▶ [Job]: Tally up how many lines in the listing below contain the string "title", and give only the total.
--- BEGIN Given data ---
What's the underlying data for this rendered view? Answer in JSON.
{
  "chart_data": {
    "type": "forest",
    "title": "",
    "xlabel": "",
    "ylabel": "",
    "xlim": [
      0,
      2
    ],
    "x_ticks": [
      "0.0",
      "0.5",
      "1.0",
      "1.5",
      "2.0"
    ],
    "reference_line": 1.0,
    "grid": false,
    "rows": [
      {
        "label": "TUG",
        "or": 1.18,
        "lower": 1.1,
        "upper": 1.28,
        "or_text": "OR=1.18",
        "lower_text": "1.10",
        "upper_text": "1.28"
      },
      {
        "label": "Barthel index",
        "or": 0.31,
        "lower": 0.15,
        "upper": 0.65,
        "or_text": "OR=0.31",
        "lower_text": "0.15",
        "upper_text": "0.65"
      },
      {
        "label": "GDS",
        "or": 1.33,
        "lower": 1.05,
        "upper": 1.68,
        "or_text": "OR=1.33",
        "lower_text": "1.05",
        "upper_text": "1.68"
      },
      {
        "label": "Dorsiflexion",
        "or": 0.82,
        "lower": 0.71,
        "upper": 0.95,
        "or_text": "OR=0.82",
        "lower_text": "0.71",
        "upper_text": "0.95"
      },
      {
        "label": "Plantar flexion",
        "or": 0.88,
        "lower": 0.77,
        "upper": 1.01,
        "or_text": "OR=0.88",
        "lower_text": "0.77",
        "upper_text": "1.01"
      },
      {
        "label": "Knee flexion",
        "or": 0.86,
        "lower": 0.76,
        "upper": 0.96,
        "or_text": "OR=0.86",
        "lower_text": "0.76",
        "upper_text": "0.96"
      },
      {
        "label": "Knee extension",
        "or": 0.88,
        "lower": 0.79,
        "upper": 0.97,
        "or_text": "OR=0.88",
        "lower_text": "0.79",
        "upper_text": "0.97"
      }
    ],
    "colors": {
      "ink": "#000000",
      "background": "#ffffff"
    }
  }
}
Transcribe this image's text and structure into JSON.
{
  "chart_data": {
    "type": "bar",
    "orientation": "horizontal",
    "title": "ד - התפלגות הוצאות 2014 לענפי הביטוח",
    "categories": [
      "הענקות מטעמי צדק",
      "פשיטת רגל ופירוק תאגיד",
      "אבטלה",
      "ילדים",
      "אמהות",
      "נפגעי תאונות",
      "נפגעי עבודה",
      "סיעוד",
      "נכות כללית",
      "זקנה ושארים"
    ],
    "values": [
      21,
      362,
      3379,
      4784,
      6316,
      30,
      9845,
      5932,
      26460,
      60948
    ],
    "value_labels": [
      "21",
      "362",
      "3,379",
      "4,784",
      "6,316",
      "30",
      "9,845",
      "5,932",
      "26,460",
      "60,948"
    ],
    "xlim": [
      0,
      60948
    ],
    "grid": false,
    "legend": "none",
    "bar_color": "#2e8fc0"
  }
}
--- END Given data ---
▶ [Finished task]: 2